Set problem:
Extract every entry word for word.

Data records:
*****

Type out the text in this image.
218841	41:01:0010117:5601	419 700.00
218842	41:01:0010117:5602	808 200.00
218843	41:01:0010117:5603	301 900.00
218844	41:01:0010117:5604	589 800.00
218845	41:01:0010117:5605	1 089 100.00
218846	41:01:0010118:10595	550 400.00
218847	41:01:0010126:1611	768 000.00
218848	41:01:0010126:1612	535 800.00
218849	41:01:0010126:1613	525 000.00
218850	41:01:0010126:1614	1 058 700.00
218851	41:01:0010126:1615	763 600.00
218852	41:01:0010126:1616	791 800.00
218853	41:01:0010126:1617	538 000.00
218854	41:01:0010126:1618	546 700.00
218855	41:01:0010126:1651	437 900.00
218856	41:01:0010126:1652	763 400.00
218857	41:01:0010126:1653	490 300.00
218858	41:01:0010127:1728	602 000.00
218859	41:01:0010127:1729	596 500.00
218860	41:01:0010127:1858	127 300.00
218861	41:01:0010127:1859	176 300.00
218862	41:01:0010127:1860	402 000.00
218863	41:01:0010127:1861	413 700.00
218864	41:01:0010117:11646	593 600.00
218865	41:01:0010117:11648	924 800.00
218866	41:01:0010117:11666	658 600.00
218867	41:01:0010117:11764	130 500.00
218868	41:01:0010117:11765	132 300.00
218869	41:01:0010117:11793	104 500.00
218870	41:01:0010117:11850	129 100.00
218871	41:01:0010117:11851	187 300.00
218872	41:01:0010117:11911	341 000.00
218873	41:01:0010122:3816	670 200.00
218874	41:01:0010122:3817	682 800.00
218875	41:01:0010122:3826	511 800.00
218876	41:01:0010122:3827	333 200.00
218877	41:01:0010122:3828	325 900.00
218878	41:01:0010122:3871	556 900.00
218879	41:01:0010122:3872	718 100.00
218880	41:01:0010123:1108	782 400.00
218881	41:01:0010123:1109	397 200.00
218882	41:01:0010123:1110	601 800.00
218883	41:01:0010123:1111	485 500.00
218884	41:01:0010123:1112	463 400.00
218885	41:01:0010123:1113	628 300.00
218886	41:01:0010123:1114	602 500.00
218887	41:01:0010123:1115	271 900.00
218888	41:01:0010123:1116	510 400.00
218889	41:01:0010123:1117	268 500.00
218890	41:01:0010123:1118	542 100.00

*****

Right answer:
Type out the text in this image.
218841	41:01:0010117:5601	419 700.00
218842	41:01:0010117:5602	808 200.00
218843	41:01:0010117:5603	301 900.00
218844	41:01:0010117:5604	589 800.00
218845	41:01:0010117:5605	1 089 100.00
218846	41:01:0010118:10595	550 400.00
218847	41:01:0010126:1611	768 000.00
218848	41:01:0010126:1612	535 800.00
218849	41:01:0010126:1613	525 000.00
218850	41:01:0010126:1614	1 058 700.00
218851	41:01:0010126:1615	763 600.00
218852	41:01:0010126:1616	791 800.00
218853	41:01:0010126:1617	538 000.00
218854	41:01:0010126:1618	546 700.00
218855	41:01:0010126:1651	437 900.00
218856	41:01:0010126:1652	763 400.00
218857	41:01:0010126:1653	490 300.00
218858	41:01:0010127:1728	602 000.00
218859	41:01:0010127:1729	596 500.00
218860	41:01:0010127:1858	127 300.00
218861	41:01:0010127:1859	176 300.00
218862	41:01:0010127:1860	402 000.00
218863	41:01:0010127:1861	413 700.00
218864	41:01:0010117:11646	593 600.00
218865	41:01:0010117:11648	924 800.00
218866	41:01:0010117:11666	658 600.00
218867	41:01:0010117:11764	130 500.00
218868	41:01:0010117:11765	132 300.00
218869	41:01:0010117:11793	104 500.00
218870	41:01:0010117:11850	129 100.00
218871	41:01:0010117:11851	187 300.00
218872	41:01:0010117:11911	341 000.00
218873	41:01:0010122:3816	670 200.00
218874	41:01:0010122:3817	682 800.00
218875	41:01:0010122:3826	511 800.00
218876	41:01:0010122:3827	333 200.00
218877	41:01:0010122:3828	325 900.00
218878	41:01:0010122:3871	556 900.00
218879	41:01:0010122:3872	718 100.00
218880	41:01:0010123:1108	782 400.00
218881	41:01:0010123:1109	397 200.00
218882	41:01:0010123:1110	601 800.00
218883	41:01:0010123:1111	485 500.00
218884	41:01:0010123:1112	463 400.00
218885	41:01:0010123:1113	628 300.00
218886	41:01:0010123:1114	602 500.00
218887	41:01:0010123:1115	271 900.00
218888	41:01:0010123:1116	510 400.00
218889	41:01:0010123:1117	268 500.00
218890	41:01:0010123:1118	542 100.00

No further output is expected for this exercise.